--- Start ---

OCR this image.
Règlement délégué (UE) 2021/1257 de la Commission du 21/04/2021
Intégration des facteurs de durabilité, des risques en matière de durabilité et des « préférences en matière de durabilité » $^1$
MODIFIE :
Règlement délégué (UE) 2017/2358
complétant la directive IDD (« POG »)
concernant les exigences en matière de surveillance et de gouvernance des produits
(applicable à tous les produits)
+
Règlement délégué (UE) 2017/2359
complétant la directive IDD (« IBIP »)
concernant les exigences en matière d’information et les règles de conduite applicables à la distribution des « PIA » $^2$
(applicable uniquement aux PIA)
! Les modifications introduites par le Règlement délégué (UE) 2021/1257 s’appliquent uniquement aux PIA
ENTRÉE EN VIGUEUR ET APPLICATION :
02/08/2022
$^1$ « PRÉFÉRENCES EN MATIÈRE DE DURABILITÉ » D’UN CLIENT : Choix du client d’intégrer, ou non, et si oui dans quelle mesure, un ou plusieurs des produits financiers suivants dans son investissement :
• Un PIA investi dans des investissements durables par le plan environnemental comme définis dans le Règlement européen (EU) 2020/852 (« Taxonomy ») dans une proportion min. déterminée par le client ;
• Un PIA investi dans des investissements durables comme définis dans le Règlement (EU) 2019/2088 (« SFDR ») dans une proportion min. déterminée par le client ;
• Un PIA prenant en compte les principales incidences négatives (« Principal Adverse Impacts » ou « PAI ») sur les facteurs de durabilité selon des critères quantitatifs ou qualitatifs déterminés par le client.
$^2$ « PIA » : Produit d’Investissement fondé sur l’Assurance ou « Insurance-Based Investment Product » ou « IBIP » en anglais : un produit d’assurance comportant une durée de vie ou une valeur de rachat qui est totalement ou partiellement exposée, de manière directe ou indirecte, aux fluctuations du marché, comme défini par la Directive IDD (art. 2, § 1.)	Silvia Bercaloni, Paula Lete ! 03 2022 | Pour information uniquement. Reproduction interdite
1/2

--- End ---

Retype all the records, matching them exactly.

OCR this image.
Règlement délégué (UE) 2021/1257 de la Commission du 21/04/2021
Intégration des facteurs de durabilité, des risques en matière de durabilité et des « préférences en matière de durabilité » $^1$
MODIFIE :
Règlement délégué (UE) 2017/2358
complétant la directive IDD (« POG »)
concernant les exigences en matière de surveillance et de gouvernance des produits
(applicable à tous les produits)
+
Règlement délégué (UE) 2017/2359
complétant la directive IDD (« IBIP »)
concernant les exigences en matière d’information et les règles de conduite applicables à la distribution des « PIA » $^2$
(applicable uniquement aux PIA)
! Les modifications introduites par le Règlement délégué (UE) 2021/1257 s’appliquent uniquement aux PIA
ENTRÉE EN VIGUEUR ET APPLICATION :
02/08/2022
$^1$ « PRÉFÉRENCES EN MATIÈRE DE DURABILITÉ » D’UN CLIENT : Choix du client d’intégrer, ou non, et si oui dans quelle mesure, un ou plusieurs des produits financiers suivants dans son investissement :
• Un PIA investi dans des investissements durables par le plan environnemental comme définis dans le Règlement européen (EU) 2020/852 (« Taxonomy ») dans une proportion min. déterminée par le client ;
• Un PIA investi dans des investissements durables comme définis dans le Règlement (EU) 2019/2088 (« SFDR ») dans une proportion min. déterminée par le client ;
• Un PIA prenant en compte les principales incidences négatives (« Principal Adverse Impacts » ou « PAI ») sur les facteurs de durabilité selon des critères quantitatifs ou qualitatifs déterminés par le client.
$^2$ « PIA » : Produit d’Investissement fondé sur l’Assurance ou « Insurance-Based Investment Product » ou « IBIP » en anglais : un produit d’assurance comportant une durée de vie ou une valeur de rachat qui est totalement ou partiellement exposée, de manière directe ou indirecte, aux fluctuations du marché, comme défini par la Directive IDD (art. 2, § 1.)	Silvia Bercaloni, Paula Lete ! 03 2022 | Pour information uniquement. Reproduction interdite
1/2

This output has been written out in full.